■ Task statement
Skip the images and return the records below exactly.

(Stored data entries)
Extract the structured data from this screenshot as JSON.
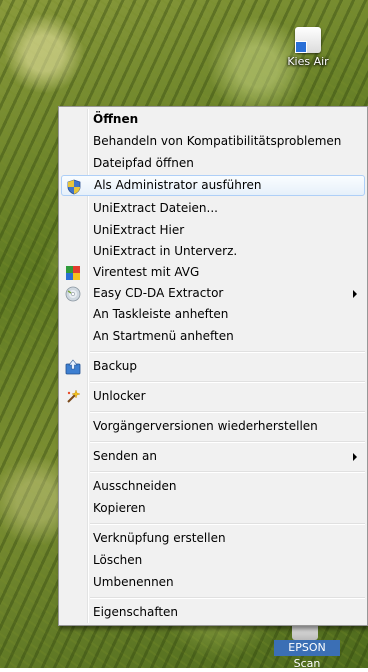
{
  "desktop": {
    "icons": [
      {
        "label": "Kies Air"
      },
      {
        "label": "EPSON Scan"
      }
    ]
  },
  "context_menu": {
    "items": [
      {
        "label": "Öffnen",
        "bold": true
      },
      {
        "label": "Behandeln von Kompatibilitätsproblemen"
      },
      {
        "label": "Dateipfad öffnen"
      },
      {
        "label": "Als Administrator ausführen",
        "icon": "uac-shield-icon",
        "highlighted": true
      },
      {
        "label": "UniExtract Dateien..."
      },
      {
        "label": "UniExtract Hier"
      },
      {
        "label": "UniExtract in Unterverz."
      },
      {
        "label": "Virentest mit AVG",
        "icon": "avg-icon"
      },
      {
        "label": "Easy CD-DA Extractor",
        "icon": "cd-icon",
        "submenu": true
      },
      {
        "label": "An Taskleiste anheften"
      },
      {
        "label": "An Startmenü anheften"
      },
      {
        "label": "Backup",
        "icon": "backup-icon"
      },
      {
        "label": "Unlocker",
        "icon": "unlocker-wand-icon"
      },
      {
        "label": "Vorgängerversionen wiederherstellen"
      },
      {
        "label": "Senden an",
        "submenu": true
      },
      {
        "label": "Ausschneiden"
      },
      {
        "label": "Kopieren"
      },
      {
        "label": "Verknüpfung erstellen"
      },
      {
        "label": "Löschen"
      },
      {
        "label": "Umbenennen"
      },
      {
        "label": "Eigenschaften"
      }
    ]
  },
  "colors": {
    "menu_background": "#f1f1f1",
    "highlight_border": "#aecff7",
    "highlight_fill": "#e6f0fa"
  }
}
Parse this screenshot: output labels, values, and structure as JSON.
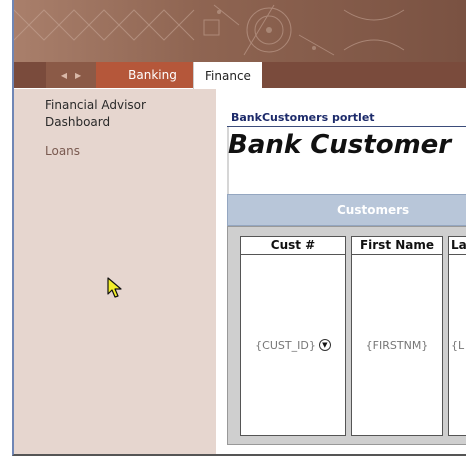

■ Solved exercise
Extract the structured data from this screenshot as JSON.
{
  "desktop": {
    "icons": [
      {
        "label": "Kies Air"
      },
      {
        "label": "EPSON Scan"
      }
    ]
  },
  "context_menu": {
    "items": [
      {
        "label": "Öffnen",
        "bold": true
      },
      {
        "label": "Behandeln von Kompatibilitätsproblemen"
      },
      {
        "label": "Dateipfad öffnen"
      },
      {
        "label": "Als Administrator ausführen",
        "icon": "uac-shield-icon",
        "highlighted": true
      },
      {
        "label": "UniExtract Dateien..."
      },
      {
        "label": "UniExtract Hier"
      },
      {
        "label": "UniExtract in Unterverz."
      },
      {
        "label": "Virentest mit AVG",
        "icon": "avg-icon"
      },
      {
        "label": "Easy CD-DA Extractor",
        "icon": "cd-icon",
        "submenu": true
      },
      {
        "label": "An Taskleiste anheften"
      },
      {
        "label": "An Startmenü anheften"
      },
      {
        "label": "Backup",
        "icon": "backup-icon"
      },
      {
        "label": "Unlocker",
        "icon": "unlocker-wand-icon"
      },
      {
        "label": "Vorgängerversionen wiederherstellen"
      },
      {
        "label": "Senden an",
        "submenu": true
      },
      {
        "label": "Ausschneiden"
      },
      {
        "label": "Kopieren"
      },
      {
        "label": "Verknüpfung erstellen"
      },
      {
        "label": "Löschen"
      },
      {
        "label": "Umbenennen"
      },
      {
        "label": "Eigenschaften"
      }
    ]
  },
  "colors": {
    "menu_background": "#f1f1f1",
    "highlight_border": "#aecff7",
    "highlight_fill": "#e6f0fa"
  }
}
Parse this screenshot: output labels, values, and structure as JSON.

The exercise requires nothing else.